** Start Supplied entries **
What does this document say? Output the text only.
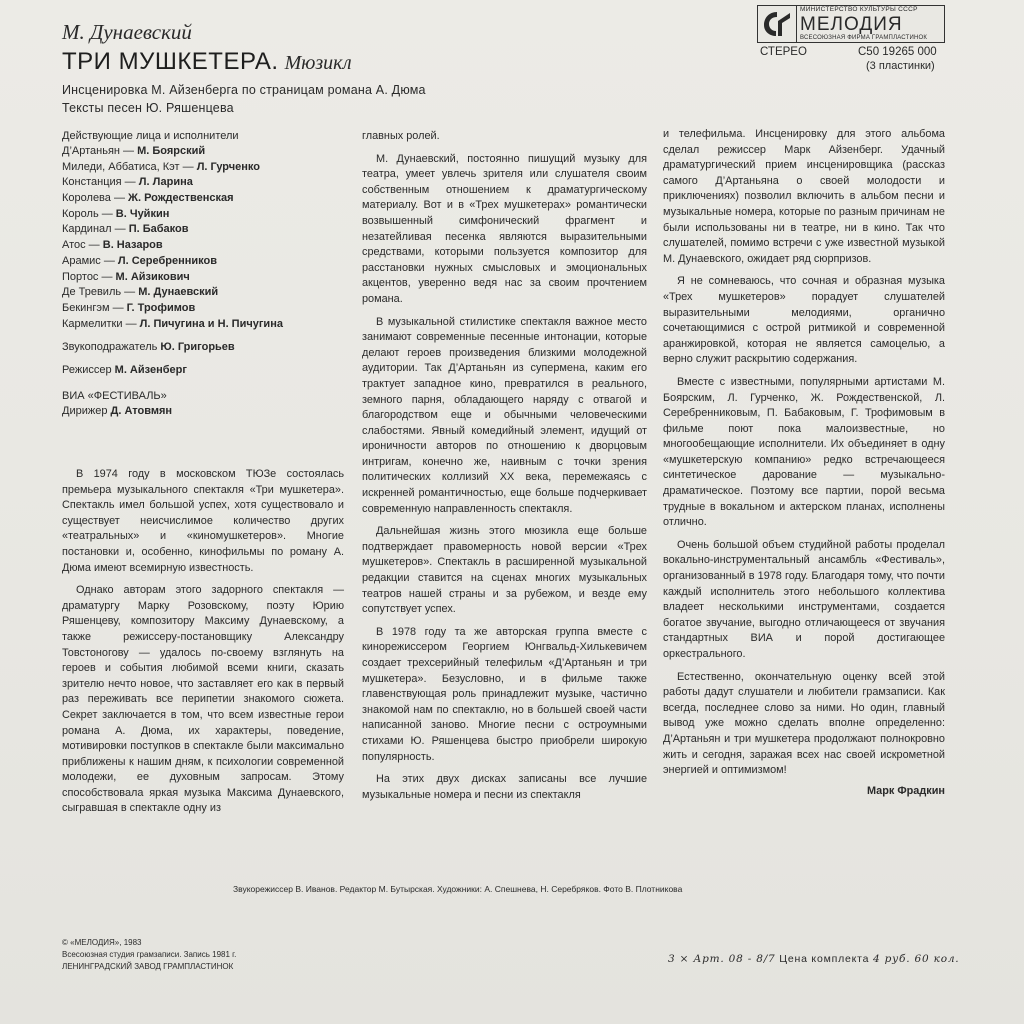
М. Дунаевский
ТРИ МУШКЕТЕРА. Мюзикл
Инсценировка М. Айзенберга по страницам романа А. Дюма
Тексты песен Ю. Ряшенцева
МИНИСТЕРСТВО КУЛЬТУРЫ СССР
МЕЛОДИЯ
ВСЕСОЮЗНАЯ ФИРМА ГРАМПЛАСТИНОК
СТЕРЕО	С50 19265 000
(3 пластинки)
Действующие лица и исполнители
Д’Артаньян — М. Боярский
Миледи, Аббатиса, Кэт — Л. Гурченко
Констанция — Л. Ларина
Королева — Ж. Рождественская
Король — В. Чуйкин
Кардинал — П. Бабаков
Атос — В. Назаров
Арамис — Л. Серебренников
Портос — М. Айзикович
Де Тревиль — М. Дунаевский
Бекингэм — Г. Трофимов
Кармелитки — Л. Пичугина и Н. Пичугина
Звукоподражатель Ю. Григорьев
Режиссер М. Айзенберг
ВИА «ФЕСТИВАЛЬ»
Дирижер Д. Атовмян

В 1974 году в московском ТЮЗе состоялась премьера музыкального спектакля «Три мушкетера». Спектакль имел большой успех, хотя существовало и существует неисчислимое количество других «театральных» и «киномушкетеров». Многие постановки и, особенно, кинофильмы по роману А. Дюма имеют всемирную известность.

Однако авторам этого задорного спектакля — драматургу Марку Розовскому, поэту Юрию Ряшенцеву, композитору Максиму Дунаевскому, а также режиссеру-постановщику Александру Товстоногову — удалось по-своему взглянуть на героев и события любимой всеми книги, сказать зрителю нечто новое, что заставляет его как в первый раз переживать все перипетии знакомого сюжета. Секрет заключается в том, что всем известные герои романа А. Дюма, их характеры, поведение, мотивировки поступков в спектакле были максимально приближены к нашим дням, к психологии современной молодежи, ее духовным запросам. Этому способствовала яркая музыка Максима Дунаевского, сыгравшая в спектакле одну из

главных ролей.

М. Дунаевский, постоянно пишущий музыку для театра, умеет увлечь зрителя или слушателя своим собственным отношением к драматургическому материалу. Вот и в «Трех мушкетерах» романтически возвышенный симфонический фрагмент и незатейливая песенка являются выразительными средствами, которыми пользуется композитор для расстановки нужных смысловых и эмоциональных акцентов, уверенно ведя нас за своим прочтением романа.

В музыкальной стилистике спектакля важное место занимают современные песенные интонации, которые делают героев произведения близкими молодежной аудитории. Так Д’Артаньян из супермена, каким его трактует западное кино, превратился в реального, земного парня, обладающего наряду с отвагой и благородством еще и обычными человеческими слабостями. Явный комедийный элемент, идущий от ироничности авторов по отношению к дворцовым интригам, конечно же, наивным с точки зрения политических коллизий XX века, перемежаясь с искренней романтичностью, еще больше подчеркивает современную направленность спектакля.

Дальнейшая жизнь этого мюзикла еще больше подтверждает правомерность новой версии «Трех мушкетеров». Спектакль в расширенной музыкальной редакции ставится на сценах многих музыкальных театров нашей страны и за рубежом, и везде ему сопутствует успех.

В 1978 году та же авторская группа вместе с кинорежиссером Георгием Юнгвальд-Хилькевичем создает трехсерийный телефильм «Д’Артаньян и три мушкетера». Безусловно, и в фильме также главенствующая роль принадлежит музыке, частично знакомой нам по спектаклю, но в большей своей части написанной заново. Многие песни с остроумными стихами Ю. Ряшенцева быстро приобрели широкую популярность.

На этих двух дисках записаны все лучшие музыкальные номера и песни из спектакля

и телефильма. Инсценировку для этого альбома сделал режиссер Марк Айзенберг. Удачный драматургический прием инсценировщика (рассказ самого Д’Артаньяна о своей молодости и приключениях) позволил включить в альбом песни и музыкальные номера, которые по разным причинам не были использованы ни в театре, ни в кино. Так что слушателей, помимо встречи с уже известной музыкой М. Дунаевского, ожидает ряд сюрпризов.

Я не сомневаюсь, что сочная и образная музыка «Трех мушкетеров» порадует слушателей выразительными мелодиями, органично сочетающимися с острой ритмикой и современной аранжировкой, которая не является самоцелью, а верно служит раскрытию содержания.

Вместе с известными, популярными артистами М. Боярским, Л. Гурченко, Ж. Рождественской, Л. Серебренниковым, П. Бабаковым, Г. Трофимовым в фильме поют пока малоизвестные, но многообещающие исполнители. Их объединяет в одну «мушкетерскую компанию» редко встречающееся синтетическое дарование — музыкально-драматическое. Поэтому все партии, порой весьма трудные в вокальном и актерском планах, исполнены отлично.

Очень большой объем студийной работы проделал вокально-инструментальный ансамбль «Фестиваль», организованный в 1978 году. Благодаря тому, что почти каждый исполнитель этого небольшого коллектива владеет несколькими инструментами, создается богатое звучание, выгодно отличающееся от звучания стандартных ВИА и порой достигающее оркестрального.

Естественно, окончательную оценку всей этой работы дадут слушатели и любители грамзаписи. Как всегда, последнее слово за ними. Но один, главный вывод уже можно сделать вполне определенно: Д’Артаньян и три мушкетера продолжают полнокровно жить и сегодня, заражая всех нас своей искрометной энергией и оптимизмом!

Марк Фрадкин
Звукорежиссер В. Иванов. Редактор М. Бутырская. Художники: А. Спешнева, Н. Серебряков. Фото В. Плотникова
© «МЕЛОДИЯ», 1983
Всесоюзная студия грамзаписи. Запись 1981 г.
ЛЕНИНГРАДСКИЙ ЗАВОД ГРАМПЛАСТИНОК
3 × Арт. 08 - 8/7 Цена комплекта 4 руб. 60 кол.
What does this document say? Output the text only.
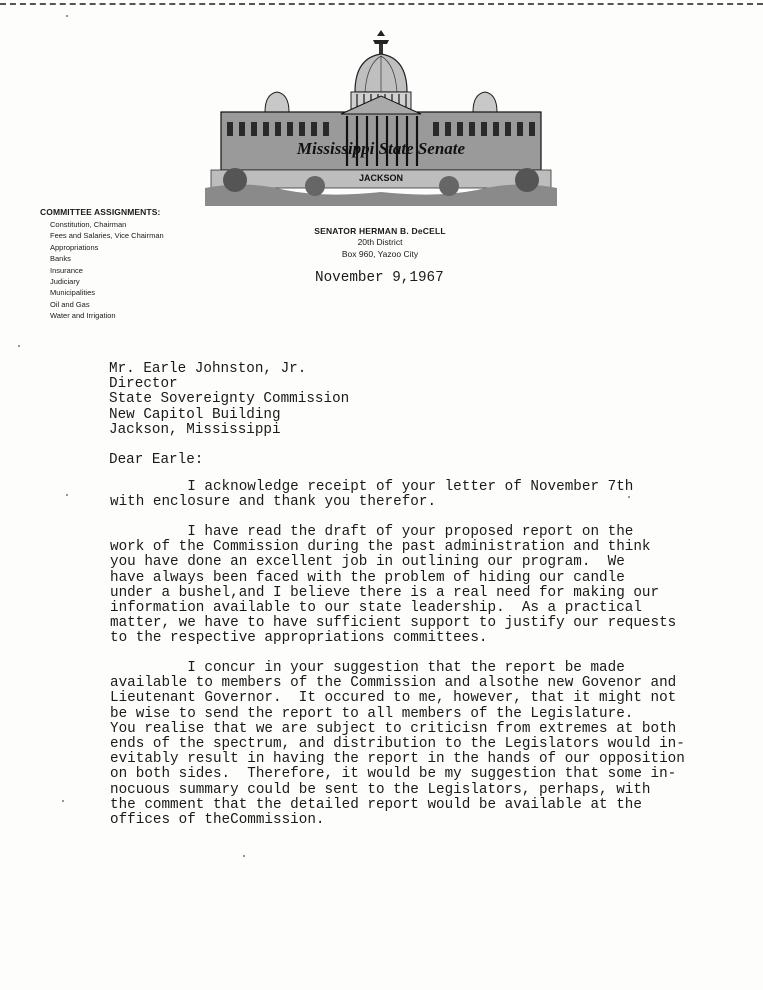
Mississippi State Senate
JACKSON
COMMITTEE ASSIGNMENTS:
Constitution, Chairman
Fees and Salaries, Vice Chairman
Appropriations
Banks
Insurance
Judiciary
Municipalities
Oil and Gas
Water and Irrigation
SENATOR HERMAN B. DeCELL
20th District
Box 960, Yazoo City
November 9,1967
Mr. Earle Johnston, Jr.
Director
State Sovereignty Commission
New Capitol Building
Jackson, Mississippi
Dear Earle:
I acknowledge receipt of your letter of November 7th
with enclosure and thank you therefor.
I have read the draft of your proposed report on the
work of the Commission during the past administration and think
you have done an excellent job in outlining our program.  We
have always been faced with the problem of hiding our candle
under a bushel,and I believe there is a real need for making our
information available to our state leadership.  As a practical
matter, we have to have sufficient support to justify our requests
to the respective appropriations committees.
I concur in your suggestion that the report be made
available to members of the Commission and alsothe new Govenor and
Lieutenant Governor.  It occured to me, however, that it might not
be wise to send the report to all members of the Legislature.
You realise that we are subject to criticisn from extremes at both
ends of the spectrum, and distribution to the Legislators would in-
evitably result in having the report in the hands of our opposition
on both sides.  Therefore, it would be my suggestion that some in-
nocuous summary could be sent to the Legislators, perhaps, with
the comment that the detailed report would be available at the
offices of theCommission.
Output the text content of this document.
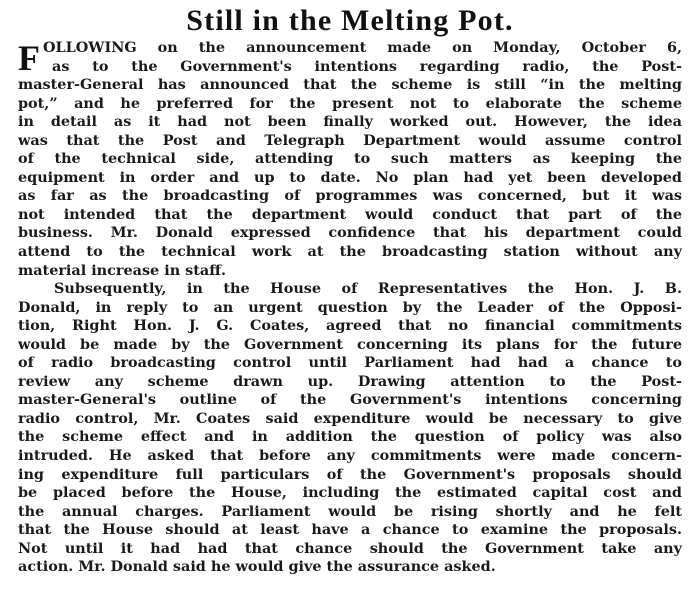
Still in the Melting Pot.
F OLLOWING on the announcement made on Monday, October 6,
as to the Government's intentions regarding radio, the Post-
master-General has announced that the scheme is still “in the melting
pot,” and he preferred for the present not to elaborate the scheme
in detail as it had not been finally worked out. However, the idea
was that the Post and Telegraph Department would assume control
of the technical side, attending to such matters as keeping the
equipment in order and up to date. No plan had yet been developed
as far as the broadcasting of programmes was concerned, but it was
not intended that the department would conduct that part of the
business. Mr. Donald expressed confidence that his department could
attend to the technical work at the broadcasting station without any
material increase in staff.
Subsequently, in the House of Representatives the Hon. J. B.
Donald, in reply to an urgent question by the Leader of the Opposi-
tion, Right Hon. J. G. Coates, agreed that no financial commitments
would be made by the Government concerning its plans for the future
of radio broadcasting control until Parliament had had a chance to
review any scheme drawn up. Drawing attention to the Post-
master-General's outline of the Government's intentions concerning
radio control, Mr. Coates said expenditure would be necessary to give
the scheme effect and in addition the question of policy was also
intruded. He asked that before any commitments were made concern-
ing expenditure full particulars of the Government's proposals should
be placed before the House, including the estimated capital cost and
the annual charges. Parliament would be rising shortly and he felt
that the House should at least have a chance to examine the proposals.
Not until it had had that chance should the Government take any
action. Mr. Donald said he would give the assurance asked.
** End Supplied entries **
* _Task to carry out_
Sift through the entries and copy every line with "chance".

* _Response for this exercise_
of radio broadcasting control until Parliament had had a chance to
that the House should at least have a chance to examine the proposals.
Not until it had had that chance should the Government take any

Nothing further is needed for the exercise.